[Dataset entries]
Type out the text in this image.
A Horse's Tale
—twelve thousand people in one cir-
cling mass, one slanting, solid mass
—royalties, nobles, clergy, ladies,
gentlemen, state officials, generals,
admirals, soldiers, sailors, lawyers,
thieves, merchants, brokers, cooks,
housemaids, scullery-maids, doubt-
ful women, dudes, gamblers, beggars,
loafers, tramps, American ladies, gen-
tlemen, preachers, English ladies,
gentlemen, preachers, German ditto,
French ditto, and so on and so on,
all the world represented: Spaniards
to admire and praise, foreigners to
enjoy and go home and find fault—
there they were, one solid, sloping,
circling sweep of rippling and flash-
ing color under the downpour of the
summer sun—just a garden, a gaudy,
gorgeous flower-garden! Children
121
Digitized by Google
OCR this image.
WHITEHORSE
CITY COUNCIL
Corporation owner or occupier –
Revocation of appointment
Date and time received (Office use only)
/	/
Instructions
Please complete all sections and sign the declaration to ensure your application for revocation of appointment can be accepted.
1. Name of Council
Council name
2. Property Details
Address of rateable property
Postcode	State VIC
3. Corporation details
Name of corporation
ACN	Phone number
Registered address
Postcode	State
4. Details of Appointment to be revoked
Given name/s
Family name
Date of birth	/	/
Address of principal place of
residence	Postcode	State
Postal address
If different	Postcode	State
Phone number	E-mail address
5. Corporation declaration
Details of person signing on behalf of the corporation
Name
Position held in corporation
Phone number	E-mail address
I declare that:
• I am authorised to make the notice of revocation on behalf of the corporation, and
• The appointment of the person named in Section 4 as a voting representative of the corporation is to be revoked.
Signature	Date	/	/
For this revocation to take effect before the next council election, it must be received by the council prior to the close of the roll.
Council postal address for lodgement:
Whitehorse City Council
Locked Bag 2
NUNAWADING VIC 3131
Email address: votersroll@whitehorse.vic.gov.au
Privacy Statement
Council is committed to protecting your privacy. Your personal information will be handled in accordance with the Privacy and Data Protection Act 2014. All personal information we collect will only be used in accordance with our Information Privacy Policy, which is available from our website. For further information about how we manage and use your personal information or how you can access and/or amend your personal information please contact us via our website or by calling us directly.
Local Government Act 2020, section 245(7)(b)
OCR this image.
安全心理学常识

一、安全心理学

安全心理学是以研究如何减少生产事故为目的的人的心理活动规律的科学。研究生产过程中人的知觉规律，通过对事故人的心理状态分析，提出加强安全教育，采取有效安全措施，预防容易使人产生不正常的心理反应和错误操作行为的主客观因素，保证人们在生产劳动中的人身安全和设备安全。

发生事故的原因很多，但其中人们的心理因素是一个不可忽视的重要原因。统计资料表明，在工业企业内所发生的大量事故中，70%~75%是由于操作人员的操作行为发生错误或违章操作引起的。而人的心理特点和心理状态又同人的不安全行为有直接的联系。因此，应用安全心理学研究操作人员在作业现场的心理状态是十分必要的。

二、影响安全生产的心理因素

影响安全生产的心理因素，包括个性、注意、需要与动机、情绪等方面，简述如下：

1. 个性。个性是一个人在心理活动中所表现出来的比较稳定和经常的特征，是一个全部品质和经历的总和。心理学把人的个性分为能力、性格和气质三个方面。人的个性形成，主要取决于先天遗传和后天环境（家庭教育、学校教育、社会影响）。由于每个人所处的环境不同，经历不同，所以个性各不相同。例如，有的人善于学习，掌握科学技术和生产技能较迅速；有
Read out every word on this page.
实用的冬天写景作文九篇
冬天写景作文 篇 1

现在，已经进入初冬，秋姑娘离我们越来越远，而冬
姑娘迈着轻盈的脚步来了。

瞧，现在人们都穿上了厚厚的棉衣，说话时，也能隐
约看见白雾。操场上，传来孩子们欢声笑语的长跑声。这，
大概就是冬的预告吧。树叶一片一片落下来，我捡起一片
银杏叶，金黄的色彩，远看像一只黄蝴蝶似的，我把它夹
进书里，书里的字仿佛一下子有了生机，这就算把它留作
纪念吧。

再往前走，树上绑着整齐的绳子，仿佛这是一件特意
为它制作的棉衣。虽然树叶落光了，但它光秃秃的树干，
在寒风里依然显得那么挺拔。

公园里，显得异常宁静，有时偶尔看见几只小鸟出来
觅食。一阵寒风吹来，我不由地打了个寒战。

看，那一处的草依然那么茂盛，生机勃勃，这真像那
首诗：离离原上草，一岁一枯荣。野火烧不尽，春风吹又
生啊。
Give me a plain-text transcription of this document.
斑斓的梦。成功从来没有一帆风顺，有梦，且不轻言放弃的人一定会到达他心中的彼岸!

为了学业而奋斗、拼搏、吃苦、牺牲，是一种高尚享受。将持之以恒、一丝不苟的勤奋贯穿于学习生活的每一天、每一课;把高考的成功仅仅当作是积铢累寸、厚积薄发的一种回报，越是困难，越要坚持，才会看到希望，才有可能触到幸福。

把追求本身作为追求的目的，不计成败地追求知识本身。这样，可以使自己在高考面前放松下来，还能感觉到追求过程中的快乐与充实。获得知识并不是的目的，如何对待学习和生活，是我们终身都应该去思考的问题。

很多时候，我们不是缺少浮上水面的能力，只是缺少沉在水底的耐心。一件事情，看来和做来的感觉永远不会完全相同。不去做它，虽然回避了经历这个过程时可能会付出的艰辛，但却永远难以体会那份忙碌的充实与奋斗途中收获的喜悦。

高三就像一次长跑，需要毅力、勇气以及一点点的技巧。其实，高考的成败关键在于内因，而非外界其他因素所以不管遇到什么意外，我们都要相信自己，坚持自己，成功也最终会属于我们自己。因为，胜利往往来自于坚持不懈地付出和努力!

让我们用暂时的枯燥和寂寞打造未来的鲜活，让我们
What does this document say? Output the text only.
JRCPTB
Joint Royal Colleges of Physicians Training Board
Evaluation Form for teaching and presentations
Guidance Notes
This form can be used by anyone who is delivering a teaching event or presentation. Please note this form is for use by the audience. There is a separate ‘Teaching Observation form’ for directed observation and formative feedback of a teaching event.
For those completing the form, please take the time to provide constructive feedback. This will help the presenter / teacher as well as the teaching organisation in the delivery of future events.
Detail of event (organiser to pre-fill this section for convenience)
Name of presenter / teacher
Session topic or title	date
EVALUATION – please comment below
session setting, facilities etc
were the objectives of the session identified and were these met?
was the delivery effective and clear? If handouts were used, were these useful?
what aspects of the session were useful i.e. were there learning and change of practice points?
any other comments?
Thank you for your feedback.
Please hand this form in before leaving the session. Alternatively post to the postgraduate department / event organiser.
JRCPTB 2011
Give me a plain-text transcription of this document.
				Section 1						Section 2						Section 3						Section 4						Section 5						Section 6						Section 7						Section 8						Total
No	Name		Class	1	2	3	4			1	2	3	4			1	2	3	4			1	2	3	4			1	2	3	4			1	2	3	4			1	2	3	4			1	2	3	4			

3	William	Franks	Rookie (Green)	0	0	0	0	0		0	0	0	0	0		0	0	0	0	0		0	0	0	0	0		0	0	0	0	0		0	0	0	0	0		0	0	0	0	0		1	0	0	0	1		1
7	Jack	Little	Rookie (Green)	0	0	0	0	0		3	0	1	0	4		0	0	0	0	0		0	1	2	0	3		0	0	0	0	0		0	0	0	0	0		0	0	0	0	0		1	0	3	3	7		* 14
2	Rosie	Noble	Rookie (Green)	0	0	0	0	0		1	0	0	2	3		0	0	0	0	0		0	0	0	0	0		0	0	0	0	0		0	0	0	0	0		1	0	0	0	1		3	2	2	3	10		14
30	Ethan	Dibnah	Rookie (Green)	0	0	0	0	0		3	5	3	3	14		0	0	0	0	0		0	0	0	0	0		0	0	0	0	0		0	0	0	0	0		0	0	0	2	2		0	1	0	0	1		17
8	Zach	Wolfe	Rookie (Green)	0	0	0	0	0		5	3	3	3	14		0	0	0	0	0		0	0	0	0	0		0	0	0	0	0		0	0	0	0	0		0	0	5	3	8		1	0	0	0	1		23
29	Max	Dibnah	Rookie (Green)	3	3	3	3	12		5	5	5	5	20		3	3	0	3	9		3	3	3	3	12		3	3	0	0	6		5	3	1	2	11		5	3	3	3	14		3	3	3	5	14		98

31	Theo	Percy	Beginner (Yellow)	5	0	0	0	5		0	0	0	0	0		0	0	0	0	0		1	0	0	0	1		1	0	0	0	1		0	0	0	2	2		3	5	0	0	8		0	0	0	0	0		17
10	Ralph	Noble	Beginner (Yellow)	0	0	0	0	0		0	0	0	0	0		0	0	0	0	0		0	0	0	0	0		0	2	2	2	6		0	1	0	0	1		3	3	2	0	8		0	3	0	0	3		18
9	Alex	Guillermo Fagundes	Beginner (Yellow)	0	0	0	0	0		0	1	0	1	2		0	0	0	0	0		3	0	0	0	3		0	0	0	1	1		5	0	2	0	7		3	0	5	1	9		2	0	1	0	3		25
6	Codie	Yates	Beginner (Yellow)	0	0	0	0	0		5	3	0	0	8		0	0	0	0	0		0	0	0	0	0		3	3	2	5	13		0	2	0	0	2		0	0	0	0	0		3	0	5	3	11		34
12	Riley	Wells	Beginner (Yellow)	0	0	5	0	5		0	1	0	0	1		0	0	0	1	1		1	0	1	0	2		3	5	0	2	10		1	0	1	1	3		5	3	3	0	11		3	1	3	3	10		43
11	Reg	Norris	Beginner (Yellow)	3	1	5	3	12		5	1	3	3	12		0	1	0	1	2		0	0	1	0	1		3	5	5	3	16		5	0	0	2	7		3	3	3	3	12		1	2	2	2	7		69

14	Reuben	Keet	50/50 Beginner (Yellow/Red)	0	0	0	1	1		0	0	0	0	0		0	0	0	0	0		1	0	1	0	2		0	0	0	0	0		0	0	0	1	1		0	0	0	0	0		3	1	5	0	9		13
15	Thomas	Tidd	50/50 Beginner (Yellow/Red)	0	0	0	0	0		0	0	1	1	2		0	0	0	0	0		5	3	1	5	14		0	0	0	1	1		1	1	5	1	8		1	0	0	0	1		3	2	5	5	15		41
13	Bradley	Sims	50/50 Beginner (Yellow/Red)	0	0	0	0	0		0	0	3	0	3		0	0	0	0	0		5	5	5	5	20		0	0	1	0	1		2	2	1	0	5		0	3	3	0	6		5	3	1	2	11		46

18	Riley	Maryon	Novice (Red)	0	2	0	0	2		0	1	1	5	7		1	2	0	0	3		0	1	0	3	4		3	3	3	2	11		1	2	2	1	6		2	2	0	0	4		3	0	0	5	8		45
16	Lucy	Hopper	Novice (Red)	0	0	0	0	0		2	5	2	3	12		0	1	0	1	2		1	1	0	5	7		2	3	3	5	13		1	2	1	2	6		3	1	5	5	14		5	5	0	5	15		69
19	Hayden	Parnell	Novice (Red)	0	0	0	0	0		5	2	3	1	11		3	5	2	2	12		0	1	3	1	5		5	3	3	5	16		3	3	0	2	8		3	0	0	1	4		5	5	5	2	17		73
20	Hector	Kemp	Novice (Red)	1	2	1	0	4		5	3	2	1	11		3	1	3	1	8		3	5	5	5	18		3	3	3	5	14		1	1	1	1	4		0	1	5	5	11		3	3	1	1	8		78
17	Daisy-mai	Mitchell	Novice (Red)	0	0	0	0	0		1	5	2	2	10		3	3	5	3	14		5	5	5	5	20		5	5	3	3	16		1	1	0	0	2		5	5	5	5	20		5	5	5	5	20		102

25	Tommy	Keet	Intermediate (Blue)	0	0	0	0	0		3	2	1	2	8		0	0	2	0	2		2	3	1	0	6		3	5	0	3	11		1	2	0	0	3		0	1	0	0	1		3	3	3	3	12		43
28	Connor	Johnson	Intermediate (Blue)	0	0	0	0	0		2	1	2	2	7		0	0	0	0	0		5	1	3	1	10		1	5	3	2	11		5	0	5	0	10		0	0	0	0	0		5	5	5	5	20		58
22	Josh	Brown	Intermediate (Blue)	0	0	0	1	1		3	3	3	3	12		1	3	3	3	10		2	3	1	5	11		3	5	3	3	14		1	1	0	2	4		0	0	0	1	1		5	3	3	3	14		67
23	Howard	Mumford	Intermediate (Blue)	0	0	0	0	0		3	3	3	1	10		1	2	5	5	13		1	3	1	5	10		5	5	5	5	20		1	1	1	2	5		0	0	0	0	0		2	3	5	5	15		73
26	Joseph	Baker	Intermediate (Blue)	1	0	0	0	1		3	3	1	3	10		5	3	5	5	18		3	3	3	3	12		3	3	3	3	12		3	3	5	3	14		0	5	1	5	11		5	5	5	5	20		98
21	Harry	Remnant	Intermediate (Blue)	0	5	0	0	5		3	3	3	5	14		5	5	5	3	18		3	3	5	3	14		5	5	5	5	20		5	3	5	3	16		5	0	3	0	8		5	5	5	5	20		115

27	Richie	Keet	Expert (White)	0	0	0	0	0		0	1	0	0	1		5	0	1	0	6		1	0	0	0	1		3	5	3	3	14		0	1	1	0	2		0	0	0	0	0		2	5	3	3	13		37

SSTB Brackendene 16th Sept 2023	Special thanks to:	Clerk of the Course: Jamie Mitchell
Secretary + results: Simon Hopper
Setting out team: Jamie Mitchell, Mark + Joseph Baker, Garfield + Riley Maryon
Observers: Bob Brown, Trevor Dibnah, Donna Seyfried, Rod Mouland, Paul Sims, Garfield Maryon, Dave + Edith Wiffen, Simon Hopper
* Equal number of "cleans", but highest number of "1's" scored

[Short task] Track down all lines above with the string "solid" and copy them.

[Written solution]
cling mass, one slanting, solid mass
there they were, one solid, sloping,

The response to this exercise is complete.